### WHAT YOU ARE ASKED TO DO
Each entry below is to be extracted exactly.

--- Start DATA SHOWN ---

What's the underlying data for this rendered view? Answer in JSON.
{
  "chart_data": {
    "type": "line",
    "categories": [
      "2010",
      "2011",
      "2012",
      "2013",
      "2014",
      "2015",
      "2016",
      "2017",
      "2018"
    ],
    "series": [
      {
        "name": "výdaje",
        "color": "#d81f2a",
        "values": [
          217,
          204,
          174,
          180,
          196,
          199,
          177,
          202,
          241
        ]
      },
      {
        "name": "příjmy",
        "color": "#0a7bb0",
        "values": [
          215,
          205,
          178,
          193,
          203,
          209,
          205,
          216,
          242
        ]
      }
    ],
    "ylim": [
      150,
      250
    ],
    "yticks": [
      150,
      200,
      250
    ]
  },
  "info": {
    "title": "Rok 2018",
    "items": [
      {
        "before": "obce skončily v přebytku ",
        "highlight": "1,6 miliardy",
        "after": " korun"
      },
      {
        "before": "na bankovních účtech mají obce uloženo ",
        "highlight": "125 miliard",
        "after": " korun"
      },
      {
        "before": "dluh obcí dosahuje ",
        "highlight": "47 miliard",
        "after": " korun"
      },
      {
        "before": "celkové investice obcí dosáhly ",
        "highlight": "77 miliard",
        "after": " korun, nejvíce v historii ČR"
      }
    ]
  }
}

--- End DATA SHOWN ---

### RESULT FOR THIS EXERCISE
What's the underlying data for this rendered view? Answer in JSON.
{
  "chart_data": {
    "type": "line",
    "categories": [
      "2010",
      "2011",
      "2012",
      "2013",
      "2014",
      "2015",
      "2016",
      "2017",
      "2018"
    ],
    "series": [
      {
        "name": "výdaje",
        "color": "#d81f2a",
        "values": [
          217,
          204,
          174,
          180,
          196,
          199,
          177,
          202,
          241
        ]
      },
      {
        "name": "příjmy",
        "color": "#0a7bb0",
        "values": [
          215,
          205,
          178,
          193,
          203,
          209,
          205,
          216,
          242
        ]
      }
    ],
    "ylim": [
      150,
      250
    ],
    "yticks": [
      150,
      200,
      250
    ]
  },
  "info": {
    "title": "Rok 2018",
    "items": [
      {
        "before": "obce skončily v přebytku ",
        "highlight": "1,6 miliardy",
        "after": " korun"
      },
      {
        "before": "na bankovních účtech mají obce uloženo ",
        "highlight": "125 miliard",
        "after": " korun"
      },
      {
        "before": "dluh obcí dosahuje ",
        "highlight": "47 miliard",
        "after": " korun"
      },
      {
        "before": "celkové investice obcí dosáhly ",
        "highlight": "77 miliard",
        "after": " korun, nejvíce v historii ČR"
      }
    ]
  }
}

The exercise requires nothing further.